• _Work to do_: List, from the lines below, each one with "that" in it.

• _Dataset records_:
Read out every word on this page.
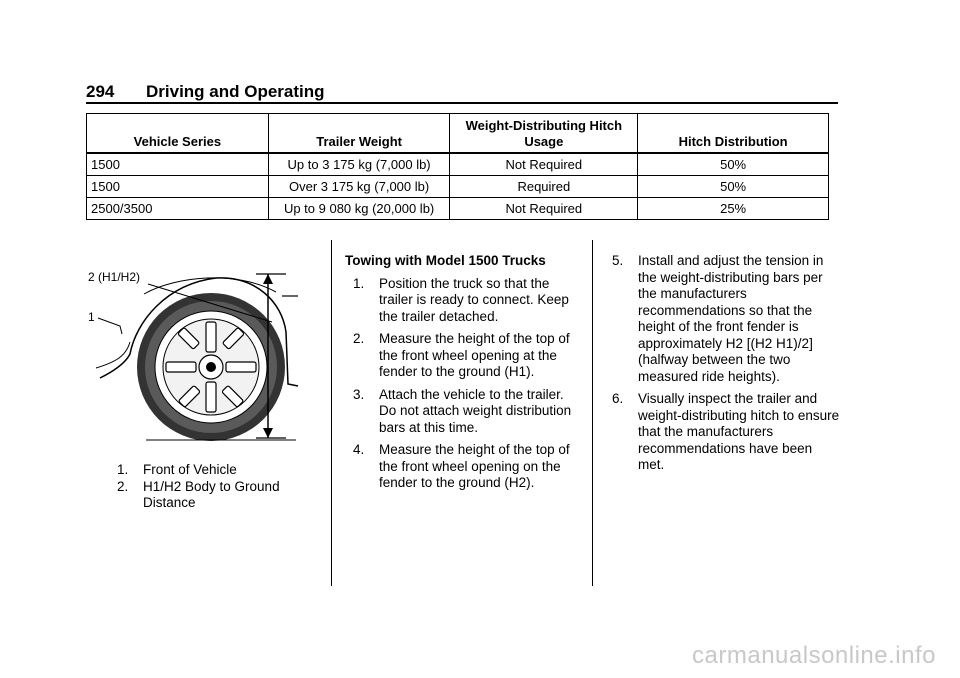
294 Driving and Operating
Vehicle Series	Trailer Weight	Weight-Distributing Hitch Usage	Hitch Distribution
1500	Up to 3 175 kg (7,000 lb)	Not Required	50%
1500	Over 3 175 kg (7,000 lb)	Required	50%
2500/3500	Up to 9 080 kg (20,000 lb)	Not Required	25%
2 (H1/H2)
1
1. Front of Vehicle
2. H1/H2 Body to Ground Distance
Towing with Model 1500 Trucks
1.	Position the truck so that the trailer is ready to connect. Keep the trailer detached.
2.	Measure the height of the top of the front wheel opening at the fender to the ground (H1).
3.	Attach the vehicle to the trailer. Do not attach weight distribution bars at this time.
4.	Measure the height of the top of the front wheel opening on the fender to the ground (H2).
5. Install and adjust the tension in the weight-distributing bars per the manufacturers recommendations so that the height of the front fender is approximately H2 [(H2 H1)/2] (halfway between the two measured ride heights).
6. Visually inspect the trailer and weight-distributing hitch to ensure that the manufacturers recommendations have been met.
carmanualsonline.info
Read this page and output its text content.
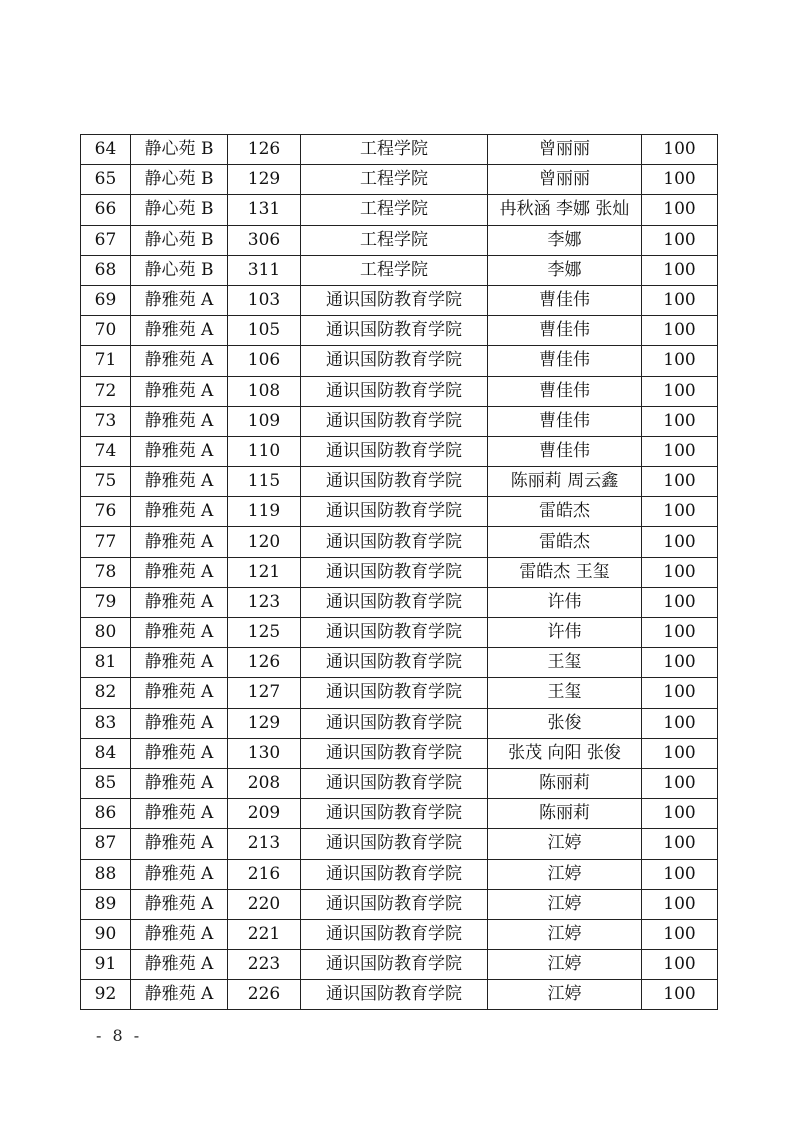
64	静心苑 B	126	工程学院	曾丽丽	100
65	静心苑 B	129	工程学院	曾丽丽	100
66	静心苑 B	131	工程学院	冉秋涵 李娜 张灿	100
67	静心苑 B	306	工程学院	李娜	100
68	静心苑 B	311	工程学院	李娜	100
69	静雅苑 A	103	通识国防教育学院	曹佳伟	100
70	静雅苑 A	105	通识国防教育学院	曹佳伟	100
71	静雅苑 A	106	通识国防教育学院	曹佳伟	100
72	静雅苑 A	108	通识国防教育学院	曹佳伟	100
73	静雅苑 A	109	通识国防教育学院	曹佳伟	100
74	静雅苑 A	110	通识国防教育学院	曹佳伟	100
75	静雅苑 A	115	通识国防教育学院	陈丽莉 周云鑫	100
76	静雅苑 A	119	通识国防教育学院	雷皓杰	100
77	静雅苑 A	120	通识国防教育学院	雷皓杰	100
78	静雅苑 A	121	通识国防教育学院	雷皓杰 王玺	100
79	静雅苑 A	123	通识国防教育学院	许伟	100
80	静雅苑 A	125	通识国防教育学院	许伟	100
81	静雅苑 A	126	通识国防教育学院	王玺	100
82	静雅苑 A	127	通识国防教育学院	王玺	100
83	静雅苑 A	129	通识国防教育学院	张俊	100
84	静雅苑 A	130	通识国防教育学院	张茂 向阳 张俊	100
85	静雅苑 A	208	通识国防教育学院	陈丽莉	100
86	静雅苑 A	209	通识国防教育学院	陈丽莉	100
87	静雅苑 A	213	通识国防教育学院	江婷	100
88	静雅苑 A	216	通识国防教育学院	江婷	100
89	静雅苑 A	220	通识国防教育学院	江婷	100
90	静雅苑 A	221	通识国防教育学院	江婷	100
91	静雅苑 A	223	通识国防教育学院	江婷	100
92	静雅苑 A	226	通识国防教育学院	江婷	100
- 8 -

• _Written answer_:
1.	Position the truck so that the trailer is ready to connect. Keep the trailer detached.
5. Install and adjust the tension in the weight-distributing bars per the manufacturers recommendations so that the height of the front fender is approximately H2 [(H2 H1)/2] (halfway between the two measured ride heights).
6. Visually inspect the trailer and weight-distributing hitch to ensure that the manufacturers recommendations have been met.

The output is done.